Objective :: Which lines have the string "avatar"? Copy all of them from the entries below.

· · ·

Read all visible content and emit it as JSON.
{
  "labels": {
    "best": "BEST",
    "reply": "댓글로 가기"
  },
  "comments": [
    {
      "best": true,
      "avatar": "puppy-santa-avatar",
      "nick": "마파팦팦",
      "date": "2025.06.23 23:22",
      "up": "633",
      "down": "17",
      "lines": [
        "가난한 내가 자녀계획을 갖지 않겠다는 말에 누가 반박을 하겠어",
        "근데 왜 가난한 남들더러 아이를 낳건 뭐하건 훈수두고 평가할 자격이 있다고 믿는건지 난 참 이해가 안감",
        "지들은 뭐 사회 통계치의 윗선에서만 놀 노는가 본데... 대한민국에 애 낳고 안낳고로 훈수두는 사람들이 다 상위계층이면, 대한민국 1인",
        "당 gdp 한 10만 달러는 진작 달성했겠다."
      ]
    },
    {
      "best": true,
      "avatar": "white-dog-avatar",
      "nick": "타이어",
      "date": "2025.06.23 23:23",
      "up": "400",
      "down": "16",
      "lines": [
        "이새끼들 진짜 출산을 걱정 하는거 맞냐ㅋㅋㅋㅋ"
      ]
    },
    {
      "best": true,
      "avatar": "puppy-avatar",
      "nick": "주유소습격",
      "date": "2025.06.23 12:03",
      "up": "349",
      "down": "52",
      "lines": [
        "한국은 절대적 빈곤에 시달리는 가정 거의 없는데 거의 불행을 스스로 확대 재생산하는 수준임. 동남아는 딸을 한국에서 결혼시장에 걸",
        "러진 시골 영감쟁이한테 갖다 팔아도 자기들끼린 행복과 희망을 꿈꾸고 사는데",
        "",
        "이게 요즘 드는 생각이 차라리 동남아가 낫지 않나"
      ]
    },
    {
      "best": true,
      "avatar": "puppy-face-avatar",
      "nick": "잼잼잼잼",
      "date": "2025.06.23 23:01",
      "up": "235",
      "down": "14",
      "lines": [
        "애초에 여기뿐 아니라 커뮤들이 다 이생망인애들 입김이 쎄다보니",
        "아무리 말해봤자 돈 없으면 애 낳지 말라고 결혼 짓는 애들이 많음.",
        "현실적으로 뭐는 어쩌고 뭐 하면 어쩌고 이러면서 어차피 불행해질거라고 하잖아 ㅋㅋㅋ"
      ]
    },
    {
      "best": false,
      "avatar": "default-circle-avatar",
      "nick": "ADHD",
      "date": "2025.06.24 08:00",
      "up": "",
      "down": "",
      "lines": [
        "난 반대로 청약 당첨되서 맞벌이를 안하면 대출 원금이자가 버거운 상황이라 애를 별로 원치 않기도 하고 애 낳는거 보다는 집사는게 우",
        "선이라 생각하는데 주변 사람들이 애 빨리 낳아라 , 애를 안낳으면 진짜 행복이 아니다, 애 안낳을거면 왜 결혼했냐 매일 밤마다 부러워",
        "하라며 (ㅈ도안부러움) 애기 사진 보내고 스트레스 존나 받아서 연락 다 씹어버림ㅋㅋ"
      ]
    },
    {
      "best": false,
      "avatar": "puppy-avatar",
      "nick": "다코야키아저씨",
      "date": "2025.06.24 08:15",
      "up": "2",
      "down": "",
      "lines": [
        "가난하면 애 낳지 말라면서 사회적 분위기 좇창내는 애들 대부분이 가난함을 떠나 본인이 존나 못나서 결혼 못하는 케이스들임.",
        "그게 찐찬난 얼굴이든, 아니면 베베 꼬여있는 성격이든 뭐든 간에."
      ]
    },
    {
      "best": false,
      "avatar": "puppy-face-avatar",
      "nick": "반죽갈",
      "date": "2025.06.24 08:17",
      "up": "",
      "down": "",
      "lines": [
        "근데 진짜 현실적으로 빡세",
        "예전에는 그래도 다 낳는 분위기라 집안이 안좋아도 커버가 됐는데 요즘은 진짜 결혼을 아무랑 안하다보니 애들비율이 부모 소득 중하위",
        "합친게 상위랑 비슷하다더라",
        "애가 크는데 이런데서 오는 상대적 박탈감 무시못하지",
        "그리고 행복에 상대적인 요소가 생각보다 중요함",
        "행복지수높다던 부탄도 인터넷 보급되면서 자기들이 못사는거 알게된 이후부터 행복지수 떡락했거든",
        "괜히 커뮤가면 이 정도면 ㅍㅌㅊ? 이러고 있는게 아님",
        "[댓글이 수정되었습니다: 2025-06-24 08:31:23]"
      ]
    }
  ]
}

· · ·

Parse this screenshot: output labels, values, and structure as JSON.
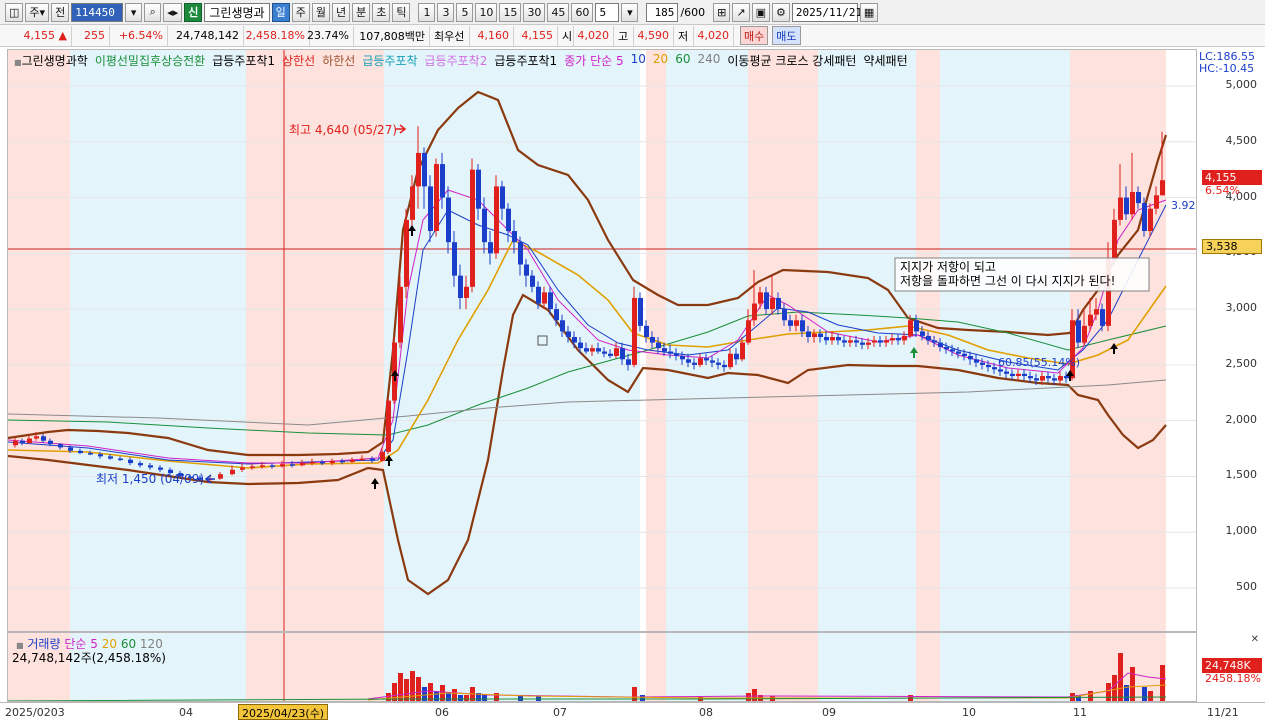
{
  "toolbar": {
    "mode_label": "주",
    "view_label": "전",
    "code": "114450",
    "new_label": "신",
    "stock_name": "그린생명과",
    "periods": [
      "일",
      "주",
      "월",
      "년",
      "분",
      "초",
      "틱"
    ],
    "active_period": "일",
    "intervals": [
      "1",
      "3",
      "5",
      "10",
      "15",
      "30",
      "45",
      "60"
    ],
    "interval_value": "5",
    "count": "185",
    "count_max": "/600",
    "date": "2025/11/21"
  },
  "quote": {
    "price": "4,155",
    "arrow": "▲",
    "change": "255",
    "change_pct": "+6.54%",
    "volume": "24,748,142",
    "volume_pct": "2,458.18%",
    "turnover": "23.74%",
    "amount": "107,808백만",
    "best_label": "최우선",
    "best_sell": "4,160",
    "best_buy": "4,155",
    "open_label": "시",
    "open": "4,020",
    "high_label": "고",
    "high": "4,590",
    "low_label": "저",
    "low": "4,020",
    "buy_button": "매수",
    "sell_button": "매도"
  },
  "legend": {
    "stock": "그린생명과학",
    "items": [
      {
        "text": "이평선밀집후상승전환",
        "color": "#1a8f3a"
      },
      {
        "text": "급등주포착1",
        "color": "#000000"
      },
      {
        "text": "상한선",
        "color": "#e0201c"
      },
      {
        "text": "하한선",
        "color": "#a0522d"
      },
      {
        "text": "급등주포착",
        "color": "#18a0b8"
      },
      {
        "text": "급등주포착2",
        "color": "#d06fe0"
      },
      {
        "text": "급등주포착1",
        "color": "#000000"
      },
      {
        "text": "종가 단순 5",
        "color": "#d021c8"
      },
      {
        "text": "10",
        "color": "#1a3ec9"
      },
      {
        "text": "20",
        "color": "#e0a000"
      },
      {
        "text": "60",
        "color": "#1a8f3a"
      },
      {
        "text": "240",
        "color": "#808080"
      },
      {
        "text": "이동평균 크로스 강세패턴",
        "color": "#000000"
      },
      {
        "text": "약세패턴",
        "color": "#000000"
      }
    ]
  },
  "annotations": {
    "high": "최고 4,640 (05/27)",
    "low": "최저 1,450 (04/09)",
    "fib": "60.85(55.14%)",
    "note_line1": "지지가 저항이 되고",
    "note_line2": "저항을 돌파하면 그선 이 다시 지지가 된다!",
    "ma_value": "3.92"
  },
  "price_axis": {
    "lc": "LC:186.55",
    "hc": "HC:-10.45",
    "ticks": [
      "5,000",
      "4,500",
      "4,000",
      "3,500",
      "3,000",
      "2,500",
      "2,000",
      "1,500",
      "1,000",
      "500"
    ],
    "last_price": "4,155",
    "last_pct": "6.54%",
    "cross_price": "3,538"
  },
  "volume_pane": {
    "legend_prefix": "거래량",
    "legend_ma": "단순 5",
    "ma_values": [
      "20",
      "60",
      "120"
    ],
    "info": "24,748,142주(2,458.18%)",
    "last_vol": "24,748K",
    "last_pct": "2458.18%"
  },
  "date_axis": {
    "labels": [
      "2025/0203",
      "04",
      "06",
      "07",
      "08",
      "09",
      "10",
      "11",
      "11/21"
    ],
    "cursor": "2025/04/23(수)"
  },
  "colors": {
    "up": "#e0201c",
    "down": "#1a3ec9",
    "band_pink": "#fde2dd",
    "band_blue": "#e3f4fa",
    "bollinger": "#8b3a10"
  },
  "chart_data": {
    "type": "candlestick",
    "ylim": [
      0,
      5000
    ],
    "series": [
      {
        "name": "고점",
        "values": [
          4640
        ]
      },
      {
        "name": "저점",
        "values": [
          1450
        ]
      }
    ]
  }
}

· · ·

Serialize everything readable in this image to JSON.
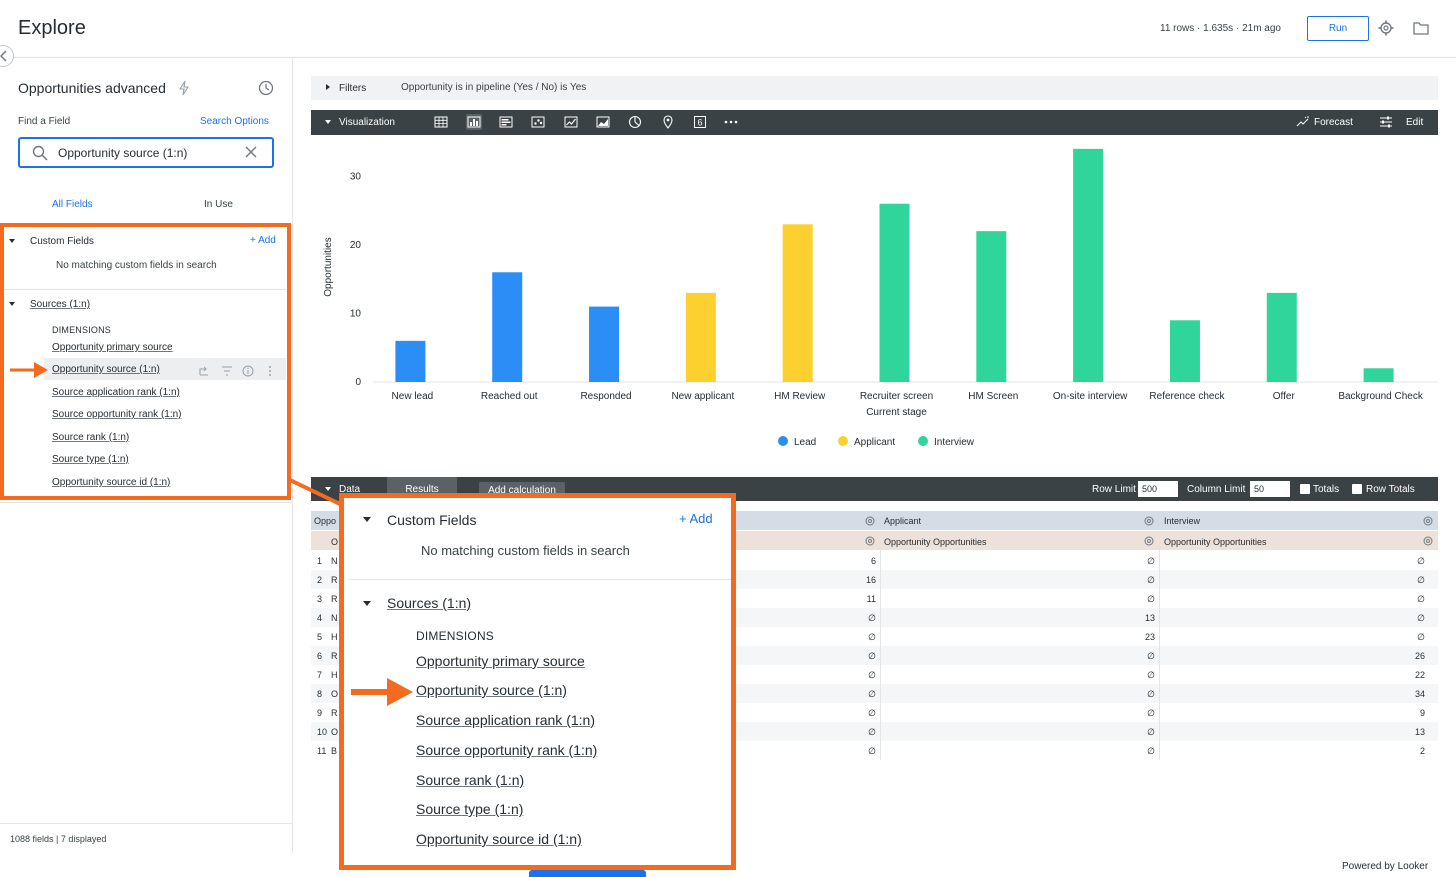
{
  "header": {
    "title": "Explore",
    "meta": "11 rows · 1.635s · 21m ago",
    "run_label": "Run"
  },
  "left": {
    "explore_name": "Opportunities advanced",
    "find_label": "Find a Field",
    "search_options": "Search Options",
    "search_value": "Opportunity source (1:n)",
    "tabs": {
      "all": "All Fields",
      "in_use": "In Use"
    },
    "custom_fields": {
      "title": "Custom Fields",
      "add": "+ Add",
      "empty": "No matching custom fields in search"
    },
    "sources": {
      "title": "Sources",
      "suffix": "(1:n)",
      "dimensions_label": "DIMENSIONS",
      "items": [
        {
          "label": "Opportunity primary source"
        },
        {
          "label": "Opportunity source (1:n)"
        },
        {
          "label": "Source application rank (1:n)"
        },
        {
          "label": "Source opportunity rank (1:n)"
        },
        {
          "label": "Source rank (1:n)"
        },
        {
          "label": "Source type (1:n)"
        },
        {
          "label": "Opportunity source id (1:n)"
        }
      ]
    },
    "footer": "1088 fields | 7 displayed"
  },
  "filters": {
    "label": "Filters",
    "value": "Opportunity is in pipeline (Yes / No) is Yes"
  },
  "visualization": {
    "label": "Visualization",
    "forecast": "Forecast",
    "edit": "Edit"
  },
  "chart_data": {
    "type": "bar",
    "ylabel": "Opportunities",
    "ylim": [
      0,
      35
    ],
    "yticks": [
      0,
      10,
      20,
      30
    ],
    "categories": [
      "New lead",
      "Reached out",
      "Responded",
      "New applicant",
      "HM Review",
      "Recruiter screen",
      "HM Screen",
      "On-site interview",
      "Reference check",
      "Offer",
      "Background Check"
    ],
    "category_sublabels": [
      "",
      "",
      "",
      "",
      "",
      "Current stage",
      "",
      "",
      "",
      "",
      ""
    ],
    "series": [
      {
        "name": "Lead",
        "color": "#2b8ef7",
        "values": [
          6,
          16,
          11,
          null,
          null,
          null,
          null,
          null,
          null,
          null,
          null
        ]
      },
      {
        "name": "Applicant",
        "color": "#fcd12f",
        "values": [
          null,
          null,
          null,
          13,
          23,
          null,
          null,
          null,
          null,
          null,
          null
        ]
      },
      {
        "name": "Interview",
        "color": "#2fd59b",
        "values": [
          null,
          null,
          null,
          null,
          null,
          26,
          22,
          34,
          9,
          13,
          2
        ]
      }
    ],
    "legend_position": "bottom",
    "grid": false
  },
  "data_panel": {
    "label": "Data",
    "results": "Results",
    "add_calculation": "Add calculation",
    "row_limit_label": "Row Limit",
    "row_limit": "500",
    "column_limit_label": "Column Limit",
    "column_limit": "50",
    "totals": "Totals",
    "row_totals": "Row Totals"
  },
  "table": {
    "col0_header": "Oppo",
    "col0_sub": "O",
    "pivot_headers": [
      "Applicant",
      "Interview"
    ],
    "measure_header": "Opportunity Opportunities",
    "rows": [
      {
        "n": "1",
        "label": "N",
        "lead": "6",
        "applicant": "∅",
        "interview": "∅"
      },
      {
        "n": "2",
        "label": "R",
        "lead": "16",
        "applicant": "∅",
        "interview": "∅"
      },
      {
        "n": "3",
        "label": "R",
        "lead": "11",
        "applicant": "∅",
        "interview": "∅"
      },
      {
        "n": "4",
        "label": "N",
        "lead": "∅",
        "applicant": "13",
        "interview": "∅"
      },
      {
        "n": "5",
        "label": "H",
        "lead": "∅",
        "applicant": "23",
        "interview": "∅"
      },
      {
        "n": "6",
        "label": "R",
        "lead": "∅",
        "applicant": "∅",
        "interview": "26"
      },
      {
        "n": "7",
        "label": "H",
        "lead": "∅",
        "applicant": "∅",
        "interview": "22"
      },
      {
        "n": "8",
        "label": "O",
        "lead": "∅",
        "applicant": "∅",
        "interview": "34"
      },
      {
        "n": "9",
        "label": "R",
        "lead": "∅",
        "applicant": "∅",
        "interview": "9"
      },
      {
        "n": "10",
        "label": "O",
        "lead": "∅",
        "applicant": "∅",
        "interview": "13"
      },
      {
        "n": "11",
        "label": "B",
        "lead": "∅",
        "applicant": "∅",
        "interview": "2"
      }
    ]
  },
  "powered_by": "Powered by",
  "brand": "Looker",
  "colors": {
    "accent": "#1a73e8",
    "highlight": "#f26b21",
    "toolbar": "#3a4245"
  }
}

· · ·

Correct result ::
      "avatar": "puppy-santa-avatar",
      "avatar": "white-dog-avatar",
      "avatar": "puppy-avatar",
      "avatar": "puppy-face-avatar",
      "avatar": "default-circle-avatar",
      "avatar": "puppy-avatar",
      "avatar": "puppy-face-avatar",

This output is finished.